──────── Entries supplied

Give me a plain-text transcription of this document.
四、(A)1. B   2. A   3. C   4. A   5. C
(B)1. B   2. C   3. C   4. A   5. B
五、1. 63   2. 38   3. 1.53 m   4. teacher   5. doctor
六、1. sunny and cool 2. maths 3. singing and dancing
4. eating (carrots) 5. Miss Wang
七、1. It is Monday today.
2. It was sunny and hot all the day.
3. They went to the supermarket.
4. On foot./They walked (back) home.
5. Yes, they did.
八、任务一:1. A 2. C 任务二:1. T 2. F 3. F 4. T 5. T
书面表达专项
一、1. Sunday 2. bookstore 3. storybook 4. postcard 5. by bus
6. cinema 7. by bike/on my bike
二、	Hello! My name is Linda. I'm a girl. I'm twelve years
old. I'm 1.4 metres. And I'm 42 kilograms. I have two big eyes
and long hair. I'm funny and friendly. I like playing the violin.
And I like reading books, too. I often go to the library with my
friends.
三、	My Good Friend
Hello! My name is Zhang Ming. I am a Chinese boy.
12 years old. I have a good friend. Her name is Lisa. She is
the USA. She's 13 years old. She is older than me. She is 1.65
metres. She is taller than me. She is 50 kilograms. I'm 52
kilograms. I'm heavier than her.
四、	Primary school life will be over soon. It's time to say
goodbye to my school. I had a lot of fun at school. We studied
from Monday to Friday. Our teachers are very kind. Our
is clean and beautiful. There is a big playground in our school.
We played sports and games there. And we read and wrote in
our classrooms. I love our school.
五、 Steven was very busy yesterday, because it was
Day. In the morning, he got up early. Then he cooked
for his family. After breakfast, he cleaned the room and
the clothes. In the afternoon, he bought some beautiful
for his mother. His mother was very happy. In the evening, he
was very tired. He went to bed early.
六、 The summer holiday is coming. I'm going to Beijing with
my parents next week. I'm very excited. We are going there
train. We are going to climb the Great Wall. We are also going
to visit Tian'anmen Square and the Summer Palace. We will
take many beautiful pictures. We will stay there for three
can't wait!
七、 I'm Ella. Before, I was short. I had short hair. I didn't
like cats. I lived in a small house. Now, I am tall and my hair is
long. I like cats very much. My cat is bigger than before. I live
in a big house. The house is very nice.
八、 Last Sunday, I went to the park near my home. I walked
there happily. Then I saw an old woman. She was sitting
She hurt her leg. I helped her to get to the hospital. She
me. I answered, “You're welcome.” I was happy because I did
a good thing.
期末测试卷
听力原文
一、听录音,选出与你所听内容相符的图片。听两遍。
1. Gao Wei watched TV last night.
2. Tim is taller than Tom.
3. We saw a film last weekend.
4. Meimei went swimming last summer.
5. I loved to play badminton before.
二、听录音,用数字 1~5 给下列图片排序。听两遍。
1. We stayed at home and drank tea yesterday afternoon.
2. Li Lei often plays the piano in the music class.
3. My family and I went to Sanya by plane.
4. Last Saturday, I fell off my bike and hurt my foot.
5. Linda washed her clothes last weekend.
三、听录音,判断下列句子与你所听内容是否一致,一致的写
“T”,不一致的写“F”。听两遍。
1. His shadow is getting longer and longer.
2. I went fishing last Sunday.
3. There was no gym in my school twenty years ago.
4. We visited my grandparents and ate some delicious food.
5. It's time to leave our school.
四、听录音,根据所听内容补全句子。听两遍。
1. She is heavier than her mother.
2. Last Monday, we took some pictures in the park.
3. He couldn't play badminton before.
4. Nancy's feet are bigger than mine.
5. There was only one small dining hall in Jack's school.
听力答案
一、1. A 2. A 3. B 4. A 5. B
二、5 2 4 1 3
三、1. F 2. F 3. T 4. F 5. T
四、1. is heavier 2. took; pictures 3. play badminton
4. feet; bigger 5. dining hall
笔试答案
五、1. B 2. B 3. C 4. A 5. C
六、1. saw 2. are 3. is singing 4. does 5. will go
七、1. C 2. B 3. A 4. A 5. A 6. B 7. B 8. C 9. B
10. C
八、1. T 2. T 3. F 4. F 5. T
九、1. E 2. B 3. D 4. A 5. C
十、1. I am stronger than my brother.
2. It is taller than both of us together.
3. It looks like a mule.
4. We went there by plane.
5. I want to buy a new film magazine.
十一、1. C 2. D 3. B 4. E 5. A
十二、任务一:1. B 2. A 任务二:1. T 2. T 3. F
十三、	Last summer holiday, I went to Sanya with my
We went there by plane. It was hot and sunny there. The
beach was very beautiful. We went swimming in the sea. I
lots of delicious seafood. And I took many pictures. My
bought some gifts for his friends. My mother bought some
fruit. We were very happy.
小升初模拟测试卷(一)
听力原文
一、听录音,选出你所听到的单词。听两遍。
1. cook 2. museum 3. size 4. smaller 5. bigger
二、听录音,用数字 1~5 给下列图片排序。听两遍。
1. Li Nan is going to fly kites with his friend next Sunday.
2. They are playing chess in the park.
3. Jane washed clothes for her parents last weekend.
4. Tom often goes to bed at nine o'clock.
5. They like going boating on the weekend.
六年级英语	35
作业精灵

────────────────

| Written task |
Here, the records must be output exactly and in full.

| Result of this exercise |
Give me a plain-text transcription of this document.
四、(A)1. B   2. A   3. C   4. A   5. C
(B)1. B   2. C   3. C   4. A   5. B
五、1. 63   2. 38   3. 1.53 m   4. teacher   5. doctor
六、1. sunny and cool 2. maths 3. singing and dancing
4. eating (carrots) 5. Miss Wang
七、1. It is Monday today.
2. It was sunny and hot all the day.
3. They went to the supermarket.
4. On foot./They walked (back) home.
5. Yes, they did.
八、任务一:1. A 2. C 任务二:1. T 2. F 3. F 4. T 5. T
书面表达专项
一、1. Sunday 2. bookstore 3. storybook 4. postcard 5. by bus
6. cinema 7. by bike/on my bike
二、	Hello! My name is Linda. I'm a girl. I'm twelve years
old. I'm 1.4 metres. And I'm 42 kilograms. I have two big eyes
and long hair. I'm funny and friendly. I like playing the violin.
And I like reading books, too. I often go to the library with my
friends.
三、	My Good Friend
Hello! My name is Zhang Ming. I am a Chinese boy.
12 years old. I have a good friend. Her name is Lisa. She is
the USA. She's 13 years old. She is older than me. She is 1.65
metres. She is taller than me. She is 50 kilograms. I'm 52
kilograms. I'm heavier than her.
四、	Primary school life will be over soon. It's time to say
goodbye to my school. I had a lot of fun at school. We studied
from Monday to Friday. Our teachers are very kind. Our
is clean and beautiful. There is a big playground in our school.
We played sports and games there. And we read and wrote in
our classrooms. I love our school.
五、 Steven was very busy yesterday, because it was
Day. In the morning, he got up early. Then he cooked
for his family. After breakfast, he cleaned the room and
the clothes. In the afternoon, he bought some beautiful
for his mother. His mother was very happy. In the evening, he
was very tired. He went to bed early.
六、 The summer holiday is coming. I'm going to Beijing with
my parents next week. I'm very excited. We are going there
train. We are going to climb the Great Wall. We are also going
to visit Tian'anmen Square and the Summer Palace. We will
take many beautiful pictures. We will stay there for three
can't wait!
七、 I'm Ella. Before, I was short. I had short hair. I didn't
like cats. I lived in a small house. Now, I am tall and my hair is
long. I like cats very much. My cat is bigger than before. I live
in a big house. The house is very nice.
八、 Last Sunday, I went to the park near my home. I walked
there happily. Then I saw an old woman. She was sitting
She hurt her leg. I helped her to get to the hospital. She
me. I answered, “You're welcome.” I was happy because I did
a good thing.
期末测试卷
听力原文
一、听录音,选出与你所听内容相符的图片。听两遍。
1. Gao Wei watched TV last night.
2. Tim is taller than Tom.
3. We saw a film last weekend.
4. Meimei went swimming last summer.
5. I loved to play badminton before.
二、听录音,用数字 1~5 给下列图片排序。听两遍。
1. We stayed at home and drank tea yesterday afternoon.
2. Li Lei often plays the piano in the music class.
3. My family and I went to Sanya by plane.
4. Last Saturday, I fell off my bike and hurt my foot.
5. Linda washed her clothes last weekend.
三、听录音,判断下列句子与你所听内容是否一致,一致的写
“T”,不一致的写“F”。听两遍。
1. His shadow is getting longer and longer.
2. I went fishing last Sunday.
3. There was no gym in my school twenty years ago.
4. We visited my grandparents and ate some delicious food.
5. It's time to leave our school.
四、听录音,根据所听内容补全句子。听两遍。
1. She is heavier than her mother.
2. Last Monday, we took some pictures in the park.
3. He couldn't play badminton before.
4. Nancy's feet are bigger than mine.
5. There was only one small dining hall in Jack's school.
听力答案
一、1. A 2. A 3. B 4. A 5. B
二、5 2 4 1 3
三、1. F 2. F 3. T 4. F 5. T
四、1. is heavier 2. took; pictures 3. play badminton
4. feet; bigger 5. dining hall
笔试答案
五、1. B 2. B 3. C 4. A 5. C
六、1. saw 2. are 3. is singing 4. does 5. will go
七、1. C 2. B 3. A 4. A 5. A 6. B 7. B 8. C 9. B
10. C
八、1. T 2. T 3. F 4. F 5. T
九、1. E 2. B 3. D 4. A 5. C
十、1. I am stronger than my brother.
2. It is taller than both of us together.
3. It looks like a mule.
4. We went there by plane.
5. I want to buy a new film magazine.
十一、1. C 2. D 3. B 4. E 5. A
十二、任务一:1. B 2. A 任务二:1. T 2. T 3. F
十三、	Last summer holiday, I went to Sanya with my
We went there by plane. It was hot and sunny there. The
beach was very beautiful. We went swimming in the sea. I
lots of delicious seafood. And I took many pictures. My
bought some gifts for his friends. My mother bought some
fruit. We were very happy.
小升初模拟测试卷(一)
听力原文
一、听录音,选出你所听到的单词。听两遍。
1. cook 2. museum 3. size 4. smaller 5. bigger
二、听录音,用数字 1~5 给下列图片排序。听两遍。
1. Li Nan is going to fly kites with his friend next Sunday.
2. They are playing chess in the park.
3. Jane washed clothes for her parents last weekend.
4. Tom often goes to bed at nine o'clock.
5. They like going boating on the weekend.
六年级英语	35
作业精灵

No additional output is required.